## Input for this task:

Start

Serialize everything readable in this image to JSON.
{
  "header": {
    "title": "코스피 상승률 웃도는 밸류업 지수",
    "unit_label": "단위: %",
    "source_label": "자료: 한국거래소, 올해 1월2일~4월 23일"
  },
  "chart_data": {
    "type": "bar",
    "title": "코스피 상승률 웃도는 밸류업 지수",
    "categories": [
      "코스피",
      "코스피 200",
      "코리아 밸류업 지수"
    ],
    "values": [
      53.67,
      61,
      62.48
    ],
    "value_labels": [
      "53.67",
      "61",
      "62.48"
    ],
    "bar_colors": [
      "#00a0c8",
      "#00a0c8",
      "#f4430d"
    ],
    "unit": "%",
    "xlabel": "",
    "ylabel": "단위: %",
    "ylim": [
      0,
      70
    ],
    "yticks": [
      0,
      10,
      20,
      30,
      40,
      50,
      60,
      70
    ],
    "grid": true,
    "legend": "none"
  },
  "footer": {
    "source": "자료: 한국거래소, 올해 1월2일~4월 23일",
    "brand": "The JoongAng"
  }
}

End

Say how many lines of the data include the word "한국거래소". Respond with the number alone.

## Finished answer:
2